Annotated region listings

_____

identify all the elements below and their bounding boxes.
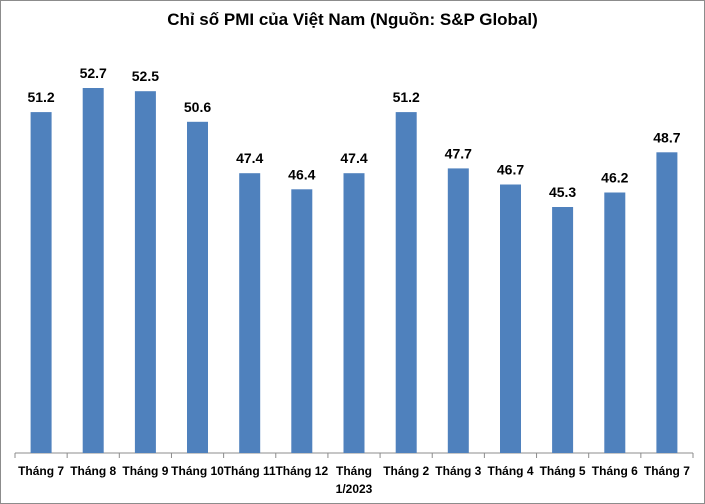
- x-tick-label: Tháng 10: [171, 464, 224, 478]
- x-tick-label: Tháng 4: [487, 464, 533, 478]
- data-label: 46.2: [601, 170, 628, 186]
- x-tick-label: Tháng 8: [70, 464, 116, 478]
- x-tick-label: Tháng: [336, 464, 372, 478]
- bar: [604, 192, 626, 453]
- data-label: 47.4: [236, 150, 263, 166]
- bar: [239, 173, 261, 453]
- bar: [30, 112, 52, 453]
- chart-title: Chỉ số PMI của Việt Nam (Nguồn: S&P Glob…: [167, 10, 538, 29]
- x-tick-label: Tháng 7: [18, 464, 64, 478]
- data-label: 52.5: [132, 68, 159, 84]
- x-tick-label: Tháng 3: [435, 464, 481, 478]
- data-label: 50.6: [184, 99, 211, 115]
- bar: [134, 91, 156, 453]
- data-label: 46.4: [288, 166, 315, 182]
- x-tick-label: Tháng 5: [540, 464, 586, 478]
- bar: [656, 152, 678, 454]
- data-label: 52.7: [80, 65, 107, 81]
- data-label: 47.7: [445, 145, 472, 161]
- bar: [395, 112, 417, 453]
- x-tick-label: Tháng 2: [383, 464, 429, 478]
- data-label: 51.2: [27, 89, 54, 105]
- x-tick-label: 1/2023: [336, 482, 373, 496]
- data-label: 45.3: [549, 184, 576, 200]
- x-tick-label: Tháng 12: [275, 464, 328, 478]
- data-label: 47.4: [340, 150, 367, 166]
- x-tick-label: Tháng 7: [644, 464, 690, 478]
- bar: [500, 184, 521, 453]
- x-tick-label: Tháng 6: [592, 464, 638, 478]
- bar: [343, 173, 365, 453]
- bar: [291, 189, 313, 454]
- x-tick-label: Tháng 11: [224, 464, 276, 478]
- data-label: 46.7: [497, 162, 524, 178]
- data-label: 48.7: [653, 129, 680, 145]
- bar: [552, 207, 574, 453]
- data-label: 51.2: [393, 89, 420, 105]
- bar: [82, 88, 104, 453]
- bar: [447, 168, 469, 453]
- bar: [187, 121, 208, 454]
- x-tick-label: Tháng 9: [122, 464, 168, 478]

_____

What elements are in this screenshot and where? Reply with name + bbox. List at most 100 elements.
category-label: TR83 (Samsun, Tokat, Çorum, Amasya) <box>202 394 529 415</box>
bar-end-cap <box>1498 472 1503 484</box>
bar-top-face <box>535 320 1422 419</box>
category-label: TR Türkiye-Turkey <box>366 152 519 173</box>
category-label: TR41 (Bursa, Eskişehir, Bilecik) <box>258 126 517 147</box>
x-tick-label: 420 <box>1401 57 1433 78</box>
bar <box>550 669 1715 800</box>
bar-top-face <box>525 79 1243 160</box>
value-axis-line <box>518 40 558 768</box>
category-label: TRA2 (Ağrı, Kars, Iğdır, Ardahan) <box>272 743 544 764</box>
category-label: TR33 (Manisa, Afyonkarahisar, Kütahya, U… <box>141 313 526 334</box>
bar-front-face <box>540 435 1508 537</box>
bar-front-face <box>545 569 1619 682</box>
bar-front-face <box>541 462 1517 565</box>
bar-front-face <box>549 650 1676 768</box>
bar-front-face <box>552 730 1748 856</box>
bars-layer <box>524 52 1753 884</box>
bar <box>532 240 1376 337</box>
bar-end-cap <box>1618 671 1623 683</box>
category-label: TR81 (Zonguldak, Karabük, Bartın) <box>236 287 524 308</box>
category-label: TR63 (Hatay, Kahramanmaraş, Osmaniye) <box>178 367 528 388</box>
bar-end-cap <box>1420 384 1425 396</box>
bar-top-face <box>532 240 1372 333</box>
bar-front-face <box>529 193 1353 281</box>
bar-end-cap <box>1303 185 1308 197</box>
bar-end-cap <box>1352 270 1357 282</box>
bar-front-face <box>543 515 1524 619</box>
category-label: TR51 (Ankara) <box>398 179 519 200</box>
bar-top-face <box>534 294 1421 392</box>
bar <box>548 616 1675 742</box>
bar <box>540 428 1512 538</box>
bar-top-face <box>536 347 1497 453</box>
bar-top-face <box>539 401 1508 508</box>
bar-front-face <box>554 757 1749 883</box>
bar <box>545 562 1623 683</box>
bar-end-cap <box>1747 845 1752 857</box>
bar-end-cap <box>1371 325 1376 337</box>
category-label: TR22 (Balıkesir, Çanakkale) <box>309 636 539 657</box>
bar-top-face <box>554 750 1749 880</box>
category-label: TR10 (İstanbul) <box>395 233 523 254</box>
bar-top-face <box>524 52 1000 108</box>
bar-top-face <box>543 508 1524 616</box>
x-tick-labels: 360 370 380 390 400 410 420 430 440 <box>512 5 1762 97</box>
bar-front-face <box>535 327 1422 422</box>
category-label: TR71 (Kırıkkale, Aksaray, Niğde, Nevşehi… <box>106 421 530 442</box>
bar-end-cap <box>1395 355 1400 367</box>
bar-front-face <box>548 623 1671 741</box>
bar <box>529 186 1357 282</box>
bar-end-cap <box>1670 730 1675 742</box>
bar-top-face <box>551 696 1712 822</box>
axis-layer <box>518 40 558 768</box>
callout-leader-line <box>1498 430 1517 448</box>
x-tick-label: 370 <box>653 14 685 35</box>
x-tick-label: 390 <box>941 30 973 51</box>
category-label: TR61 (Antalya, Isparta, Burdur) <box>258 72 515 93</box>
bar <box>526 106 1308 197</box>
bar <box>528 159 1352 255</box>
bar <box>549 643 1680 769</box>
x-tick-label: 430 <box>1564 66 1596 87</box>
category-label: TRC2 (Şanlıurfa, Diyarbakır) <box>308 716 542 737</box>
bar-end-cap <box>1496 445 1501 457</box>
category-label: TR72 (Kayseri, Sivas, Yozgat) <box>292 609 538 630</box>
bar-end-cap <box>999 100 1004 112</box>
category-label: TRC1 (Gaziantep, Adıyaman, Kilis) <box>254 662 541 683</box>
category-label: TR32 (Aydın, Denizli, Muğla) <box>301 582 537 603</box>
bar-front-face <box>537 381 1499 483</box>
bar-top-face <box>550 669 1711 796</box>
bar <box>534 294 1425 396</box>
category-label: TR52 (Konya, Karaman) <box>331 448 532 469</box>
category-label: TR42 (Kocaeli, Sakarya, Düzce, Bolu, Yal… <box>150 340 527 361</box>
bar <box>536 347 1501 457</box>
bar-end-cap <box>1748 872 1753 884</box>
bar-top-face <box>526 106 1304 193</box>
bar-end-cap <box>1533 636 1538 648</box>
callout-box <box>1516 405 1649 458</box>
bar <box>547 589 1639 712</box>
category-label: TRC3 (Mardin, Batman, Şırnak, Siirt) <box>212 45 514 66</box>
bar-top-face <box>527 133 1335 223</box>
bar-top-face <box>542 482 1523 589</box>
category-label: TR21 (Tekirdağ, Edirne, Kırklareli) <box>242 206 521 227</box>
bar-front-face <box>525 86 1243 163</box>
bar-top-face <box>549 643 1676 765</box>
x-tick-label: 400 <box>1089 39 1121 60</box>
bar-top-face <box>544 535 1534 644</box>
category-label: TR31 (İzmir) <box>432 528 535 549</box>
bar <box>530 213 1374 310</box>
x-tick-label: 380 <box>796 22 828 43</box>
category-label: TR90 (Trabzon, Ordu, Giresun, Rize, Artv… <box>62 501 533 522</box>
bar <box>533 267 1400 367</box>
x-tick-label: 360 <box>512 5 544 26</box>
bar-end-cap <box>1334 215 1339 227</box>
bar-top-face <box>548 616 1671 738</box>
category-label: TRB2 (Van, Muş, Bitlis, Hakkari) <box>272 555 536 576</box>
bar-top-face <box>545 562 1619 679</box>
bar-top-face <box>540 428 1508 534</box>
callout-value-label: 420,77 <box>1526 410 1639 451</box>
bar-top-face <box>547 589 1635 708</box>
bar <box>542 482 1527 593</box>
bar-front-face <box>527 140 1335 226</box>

_____

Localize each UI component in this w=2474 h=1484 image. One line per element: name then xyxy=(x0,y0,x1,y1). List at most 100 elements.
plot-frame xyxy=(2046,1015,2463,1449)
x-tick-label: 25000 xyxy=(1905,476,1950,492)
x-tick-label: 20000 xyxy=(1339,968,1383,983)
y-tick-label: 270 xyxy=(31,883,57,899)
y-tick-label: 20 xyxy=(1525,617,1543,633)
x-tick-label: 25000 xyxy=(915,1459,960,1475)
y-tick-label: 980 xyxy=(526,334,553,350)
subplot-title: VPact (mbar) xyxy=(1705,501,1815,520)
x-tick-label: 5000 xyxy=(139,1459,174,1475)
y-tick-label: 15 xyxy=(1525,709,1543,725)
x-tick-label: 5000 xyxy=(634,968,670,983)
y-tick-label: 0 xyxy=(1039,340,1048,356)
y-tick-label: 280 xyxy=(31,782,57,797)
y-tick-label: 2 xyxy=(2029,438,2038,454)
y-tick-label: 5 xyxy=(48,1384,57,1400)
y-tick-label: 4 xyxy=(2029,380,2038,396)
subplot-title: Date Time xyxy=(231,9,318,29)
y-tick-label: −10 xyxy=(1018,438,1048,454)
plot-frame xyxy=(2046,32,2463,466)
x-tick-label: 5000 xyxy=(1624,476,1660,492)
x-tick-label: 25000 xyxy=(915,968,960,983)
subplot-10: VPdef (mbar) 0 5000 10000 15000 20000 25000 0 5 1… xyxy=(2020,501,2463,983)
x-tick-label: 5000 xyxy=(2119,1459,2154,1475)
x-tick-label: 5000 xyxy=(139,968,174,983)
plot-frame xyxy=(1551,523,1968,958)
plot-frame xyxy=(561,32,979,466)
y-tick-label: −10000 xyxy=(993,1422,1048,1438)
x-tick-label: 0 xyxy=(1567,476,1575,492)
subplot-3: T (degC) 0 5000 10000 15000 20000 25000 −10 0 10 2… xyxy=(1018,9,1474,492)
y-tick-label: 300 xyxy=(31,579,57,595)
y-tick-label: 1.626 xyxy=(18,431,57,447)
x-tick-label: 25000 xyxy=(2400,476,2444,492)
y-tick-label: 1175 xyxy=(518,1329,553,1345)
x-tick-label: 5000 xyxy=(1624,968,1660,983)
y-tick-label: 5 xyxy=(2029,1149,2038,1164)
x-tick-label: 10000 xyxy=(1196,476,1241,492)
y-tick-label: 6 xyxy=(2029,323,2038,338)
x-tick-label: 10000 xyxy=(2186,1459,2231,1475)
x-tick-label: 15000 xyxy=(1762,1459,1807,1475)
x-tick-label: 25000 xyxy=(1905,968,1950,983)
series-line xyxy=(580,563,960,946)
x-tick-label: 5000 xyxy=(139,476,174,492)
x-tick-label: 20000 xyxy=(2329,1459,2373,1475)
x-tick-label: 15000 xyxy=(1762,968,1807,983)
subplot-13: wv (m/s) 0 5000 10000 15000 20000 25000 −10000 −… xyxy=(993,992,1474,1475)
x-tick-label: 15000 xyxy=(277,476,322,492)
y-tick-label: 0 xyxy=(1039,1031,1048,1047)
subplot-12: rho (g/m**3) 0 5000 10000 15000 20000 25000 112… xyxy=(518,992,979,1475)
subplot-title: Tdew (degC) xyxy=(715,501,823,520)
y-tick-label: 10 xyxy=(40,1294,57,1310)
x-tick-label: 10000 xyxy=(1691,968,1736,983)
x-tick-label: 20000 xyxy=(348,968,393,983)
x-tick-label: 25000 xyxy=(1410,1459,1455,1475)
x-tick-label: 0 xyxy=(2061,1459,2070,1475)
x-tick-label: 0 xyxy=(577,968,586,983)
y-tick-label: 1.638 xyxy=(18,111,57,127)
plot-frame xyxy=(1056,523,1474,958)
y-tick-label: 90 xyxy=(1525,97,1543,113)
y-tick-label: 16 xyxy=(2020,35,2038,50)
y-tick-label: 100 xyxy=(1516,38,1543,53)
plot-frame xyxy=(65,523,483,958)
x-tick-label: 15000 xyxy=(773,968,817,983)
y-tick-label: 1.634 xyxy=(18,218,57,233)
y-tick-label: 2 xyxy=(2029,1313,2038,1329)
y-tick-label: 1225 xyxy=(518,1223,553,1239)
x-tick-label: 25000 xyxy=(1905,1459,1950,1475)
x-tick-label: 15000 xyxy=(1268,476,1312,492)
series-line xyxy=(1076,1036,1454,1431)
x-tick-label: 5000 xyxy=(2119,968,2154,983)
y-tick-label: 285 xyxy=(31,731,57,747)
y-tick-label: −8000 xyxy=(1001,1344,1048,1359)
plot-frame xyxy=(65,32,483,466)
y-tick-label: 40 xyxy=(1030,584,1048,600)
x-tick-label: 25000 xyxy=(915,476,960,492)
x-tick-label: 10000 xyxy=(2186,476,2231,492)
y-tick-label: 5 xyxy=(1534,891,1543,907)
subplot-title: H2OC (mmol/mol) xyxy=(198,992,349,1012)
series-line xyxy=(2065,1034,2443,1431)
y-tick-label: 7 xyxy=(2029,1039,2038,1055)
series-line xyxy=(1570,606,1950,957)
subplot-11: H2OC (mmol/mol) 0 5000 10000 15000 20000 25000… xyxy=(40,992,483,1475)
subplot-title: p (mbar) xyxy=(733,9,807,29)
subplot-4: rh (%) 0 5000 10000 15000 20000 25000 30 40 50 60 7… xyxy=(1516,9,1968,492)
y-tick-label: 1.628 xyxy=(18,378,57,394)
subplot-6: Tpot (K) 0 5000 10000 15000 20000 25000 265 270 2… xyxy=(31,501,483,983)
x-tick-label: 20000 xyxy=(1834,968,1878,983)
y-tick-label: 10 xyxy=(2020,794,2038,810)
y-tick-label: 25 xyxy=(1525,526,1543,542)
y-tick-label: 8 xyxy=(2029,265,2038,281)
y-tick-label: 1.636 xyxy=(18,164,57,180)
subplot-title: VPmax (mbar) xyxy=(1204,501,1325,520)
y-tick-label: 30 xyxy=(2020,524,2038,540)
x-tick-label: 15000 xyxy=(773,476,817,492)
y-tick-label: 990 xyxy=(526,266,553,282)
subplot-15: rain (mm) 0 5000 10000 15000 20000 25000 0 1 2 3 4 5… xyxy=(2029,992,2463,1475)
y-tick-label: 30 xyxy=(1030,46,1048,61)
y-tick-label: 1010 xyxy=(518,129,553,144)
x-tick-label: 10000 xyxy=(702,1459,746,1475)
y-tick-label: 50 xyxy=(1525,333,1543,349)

_____

EXERCISE DIRECTIONS: Output the records above exactly as they appear, from the line containing "What elements are" to the line containing "bar-front-face <box>549 650 1676 768</box>", both lines included.

EXERCISE RESPONSE:
What elements are in this screenshot and where? Reply with name + bbox. List at most 100 elements.
category-label: TR83 (Samsun, Tokat, Çorum, Amasya) <box>202 394 529 415</box>
bar-end-cap <box>1498 472 1503 484</box>
bar-top-face <box>535 320 1422 419</box>
category-label: TR Türkiye-Turkey <box>366 152 519 173</box>
category-label: TR41 (Bursa, Eskişehir, Bilecik) <box>258 126 517 147</box>
x-tick-label: 420 <box>1401 57 1433 78</box>
bar <box>550 669 1715 800</box>
bar-top-face <box>525 79 1243 160</box>
value-axis-line <box>518 40 558 768</box>
category-label: TRA2 (Ağrı, Kars, Iğdır, Ardahan) <box>272 743 544 764</box>
category-label: TR33 (Manisa, Afyonkarahisar, Kütahya, U… <box>141 313 526 334</box>
bar-front-face <box>540 435 1508 537</box>
bar-front-face <box>545 569 1619 682</box>
bar-front-face <box>541 462 1517 565</box>
bar-front-face <box>549 650 1676 768</box>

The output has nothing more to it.